* _MATERIAL SUPPLIED_
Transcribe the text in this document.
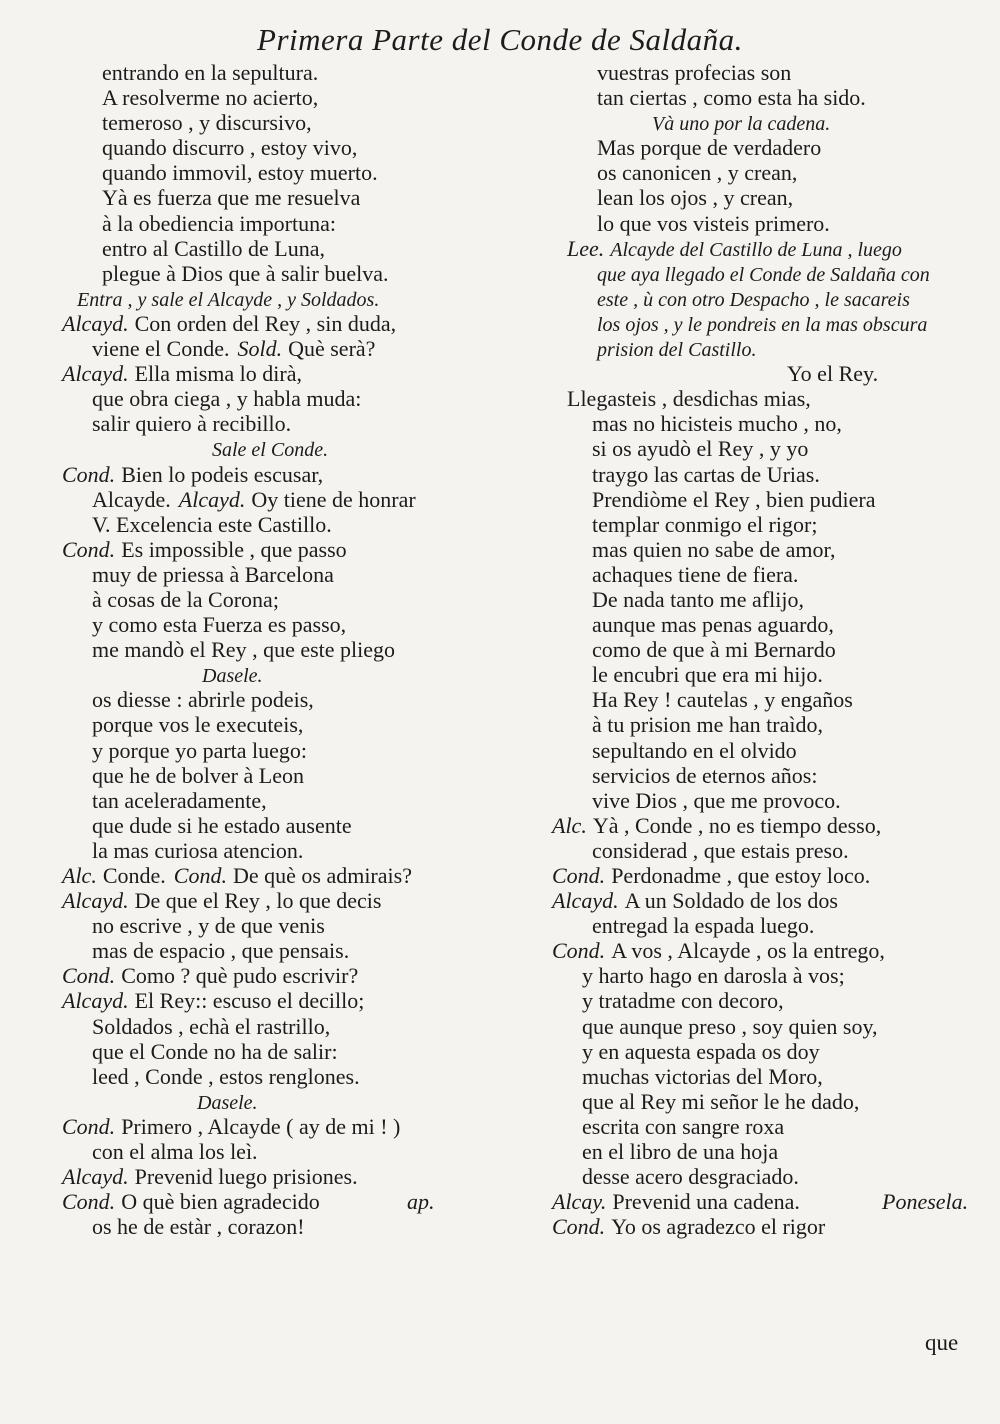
Primera Parte del Conde de Saldaña.
entrando en la sepultura.
A resolverme no acierto,
temeroso , y discursivo,
quando discurro , estoy vivo,
quando immovil, estoy muerto.
Yà es fuerza que me resuelva
à la obediencia importuna:
entro al Castillo de Luna,
plegue à Dios que à salir buelva.
Entra , y sale el Alcayde , y Soldados.
Alcayd. Con orden del Rey , sin duda,
viene el Conde. Sold. Què serà?
Alcayd. Ella misma lo dirà,
que obra ciega , y habla muda:
salir quiero à recibillo.
Sale el Conde.
Cond. Bien lo podeis escusar,
Alcayde. Alcayd. Oy tiene de honrar
V. Excelencia este Castillo.
Cond. Es impossible , que passo
muy de priessa à Barcelona
à cosas de la Corona;
y como esta Fuerza es passo,
me mandò el Rey , que este pliego
Dasele.
os diesse : abrirle podeis,
porque vos le executeis,
y porque yo parta luego:
que he de bolver à Leon
tan aceleradamente,
que dude si he estado ausente
la mas curiosa atencion.
Alc. Conde. Cond. De què os admirais?
Alcayd. De que el Rey , lo que decis
no escrive , y de que venis
mas de espacio , que pensais.
Cond. Como ? què pudo escrivir?
Alcayd. El Rey:: escuso el decillo;
Soldados , echà el rastrillo,
que el Conde no ha de salir:
leed , Conde , estos renglones.
Dasele.
Cond. Primero , Alcayde ( ay de mi ! )
con el alma los leì.
Alcayd. Prevenid luego prisiones.
Cond. O què bien agradecido	ap.
os he de estàr , corazon!
vuestras profecias son
tan ciertas , como esta ha sido.
Và uno por la cadena.
Mas porque de verdadero
os canonicen , y crean,
lean los ojos , y crean,
lo que vos visteis primero.
Lee. Alcayde del Castillo de Luna , luego
que aya llegado el Conde de Saldaña con
este , ù con otro Despacho , le sacareis
los ojos , y le pondreis en la mas obscura
prision del Castillo.
Yo el Rey.
Llegasteis , desdichas mias,
mas no hicisteis mucho , no,
si os ayudò el Rey , y yo
traygo las cartas de Urias.
Prendiòme el Rey , bien pudiera
templar conmigo el rigor;
mas quien no sabe de amor,
achaques tiene de fiera.
De nada tanto me aflijo,
aunque mas penas aguardo,
como de que à mi Bernardo
le encubri que era mi hijo.
Ha Rey ! cautelas , y engaños
à tu prision me han traìdo,
sepultando en el olvido
servicios de eternos años:
vive Dios , que me provoco.
Alc. Yà , Conde , no es tiempo desso,
considerad , que estais preso.
Cond. Perdonadme , que estoy loco.
Alcayd. A un Soldado de los dos
entregad la espada luego.
Cond. A vos , Alcayde , os la entrego,
y harto hago en darosla à vos;
y tratadme con decoro,
que aunque preso , soy quien soy,
y en aquesta espada os doy
muchas victorias del Moro,
que al Rey mi señor le he dado,
escrita con sangre roxa
en el libro de una hoja
desse acero desgraciado.
Alcay. Prevenid una cadena.	Ponesela.
Cond. Yo os agradezco el rigor
que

* _INSTRUCTIONS FOR THE TASK_
All the records need to be repeated exactly, with the images dropped.

* _SOLUTION BELOW_
Transcribe the text in this document.
Primera Parte del Conde de Saldaña.
entrando en la sepultura.
A resolverme no acierto,
temeroso , y discursivo,
quando discurro , estoy vivo,
quando immovil, estoy muerto.
Yà es fuerza que me resuelva
à la obediencia importuna:
entro al Castillo de Luna,
plegue à Dios que à salir buelva.
Entra , y sale el Alcayde , y Soldados.
Alcayd. Con orden del Rey , sin duda,
viene el Conde. Sold. Què serà?
Alcayd. Ella misma lo dirà,
que obra ciega , y habla muda:
salir quiero à recibillo.
Sale el Conde.
Cond. Bien lo podeis escusar,
Alcayde. Alcayd. Oy tiene de honrar
V. Excelencia este Castillo.
Cond. Es impossible , que passo
muy de priessa à Barcelona
à cosas de la Corona;
y como esta Fuerza es passo,
me mandò el Rey , que este pliego
Dasele.
os diesse : abrirle podeis,
porque vos le executeis,
y porque yo parta luego:
que he de bolver à Leon
tan aceleradamente,
que dude si he estado ausente
la mas curiosa atencion.
Alc. Conde. Cond. De què os admirais?
Alcayd. De que el Rey , lo que decis
no escrive , y de que venis
mas de espacio , que pensais.
Cond. Como ? què pudo escrivir?
Alcayd. El Rey:: escuso el decillo;
Soldados , echà el rastrillo,
que el Conde no ha de salir:
leed , Conde , estos renglones.
Dasele.
Cond. Primero , Alcayde ( ay de mi ! )
con el alma los leì.
Alcayd. Prevenid luego prisiones.
Cond. O què bien agradecido	ap.
os he de estàr , corazon!
vuestras profecias son
tan ciertas , como esta ha sido.
Và uno por la cadena.
Mas porque de verdadero
os canonicen , y crean,
lean los ojos , y crean,
lo que vos visteis primero.
Lee. Alcayde del Castillo de Luna , luego
que aya llegado el Conde de Saldaña con
este , ù con otro Despacho , le sacareis
los ojos , y le pondreis en la mas obscura
prision del Castillo.
Yo el Rey.
Llegasteis , desdichas mias,
mas no hicisteis mucho , no,
si os ayudò el Rey , y yo
traygo las cartas de Urias.
Prendiòme el Rey , bien pudiera
templar conmigo el rigor;
mas quien no sabe de amor,
achaques tiene de fiera.
De nada tanto me aflijo,
aunque mas penas aguardo,
como de que à mi Bernardo
le encubri que era mi hijo.
Ha Rey ! cautelas , y engaños
à tu prision me han traìdo,
sepultando en el olvido
servicios de eternos años:
vive Dios , que me provoco.
Alc. Yà , Conde , no es tiempo desso,
considerad , que estais preso.
Cond. Perdonadme , que estoy loco.
Alcayd. A un Soldado de los dos
entregad la espada luego.
Cond. A vos , Alcayde , os la entrego,
y harto hago en darosla à vos;
y tratadme con decoro,
que aunque preso , soy quien soy,
y en aquesta espada os doy
muchas victorias del Moro,
que al Rey mi señor le he dado,
escrita con sangre roxa
en el libro de una hoja
desse acero desgraciado.
Alcay. Prevenid una cadena.	Ponesela.
Cond. Yo os agradezco el rigor
que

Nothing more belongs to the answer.